(Dataset items)
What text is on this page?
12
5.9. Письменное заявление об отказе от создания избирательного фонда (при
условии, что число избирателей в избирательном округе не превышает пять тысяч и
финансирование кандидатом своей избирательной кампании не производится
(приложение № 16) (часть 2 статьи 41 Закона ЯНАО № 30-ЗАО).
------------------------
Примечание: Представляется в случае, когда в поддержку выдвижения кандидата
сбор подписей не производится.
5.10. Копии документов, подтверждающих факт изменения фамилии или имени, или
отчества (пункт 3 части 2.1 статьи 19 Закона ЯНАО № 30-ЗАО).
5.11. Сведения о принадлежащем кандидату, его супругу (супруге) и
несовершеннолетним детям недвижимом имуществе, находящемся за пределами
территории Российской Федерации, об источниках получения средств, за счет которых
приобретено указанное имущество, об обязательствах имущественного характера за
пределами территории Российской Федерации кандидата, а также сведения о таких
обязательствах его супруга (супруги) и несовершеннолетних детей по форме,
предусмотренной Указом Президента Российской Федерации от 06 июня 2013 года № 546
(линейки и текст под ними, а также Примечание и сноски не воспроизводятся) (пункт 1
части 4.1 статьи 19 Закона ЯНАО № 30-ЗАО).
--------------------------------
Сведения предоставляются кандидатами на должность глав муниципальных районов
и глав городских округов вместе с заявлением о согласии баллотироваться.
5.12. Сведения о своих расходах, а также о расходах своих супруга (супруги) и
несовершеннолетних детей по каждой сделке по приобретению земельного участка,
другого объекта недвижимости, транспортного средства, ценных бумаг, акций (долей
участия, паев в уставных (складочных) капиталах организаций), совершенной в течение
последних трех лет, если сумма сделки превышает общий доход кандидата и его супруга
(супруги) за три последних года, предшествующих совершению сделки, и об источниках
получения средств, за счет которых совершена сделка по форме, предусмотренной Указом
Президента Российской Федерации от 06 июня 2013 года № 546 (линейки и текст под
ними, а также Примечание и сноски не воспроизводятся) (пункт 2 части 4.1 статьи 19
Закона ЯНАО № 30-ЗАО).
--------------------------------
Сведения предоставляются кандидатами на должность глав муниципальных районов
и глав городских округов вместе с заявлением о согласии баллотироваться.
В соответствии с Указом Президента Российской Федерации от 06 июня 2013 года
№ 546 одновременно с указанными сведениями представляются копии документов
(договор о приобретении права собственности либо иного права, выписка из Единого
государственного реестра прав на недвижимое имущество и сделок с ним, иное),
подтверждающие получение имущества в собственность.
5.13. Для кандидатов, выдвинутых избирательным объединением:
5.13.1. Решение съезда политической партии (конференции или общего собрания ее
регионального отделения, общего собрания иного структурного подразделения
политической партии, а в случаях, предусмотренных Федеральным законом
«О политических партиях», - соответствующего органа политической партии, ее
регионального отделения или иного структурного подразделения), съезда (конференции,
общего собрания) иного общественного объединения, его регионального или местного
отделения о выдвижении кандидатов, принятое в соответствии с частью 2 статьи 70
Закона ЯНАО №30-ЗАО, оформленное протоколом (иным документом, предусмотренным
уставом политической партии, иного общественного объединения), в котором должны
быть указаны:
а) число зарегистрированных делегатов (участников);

Task details
From the listing above, copy out each line where the word "Указом" appears.

Output of the exercise
предусмотренной Указом Президента Российской Федерации от 06 июня 2013 года № 546
получения средств, за счет которых совершена сделка по форме, предусмотренной Указом
В соответствии с Указом Президента Российской Федерации от 06 июня 2013 года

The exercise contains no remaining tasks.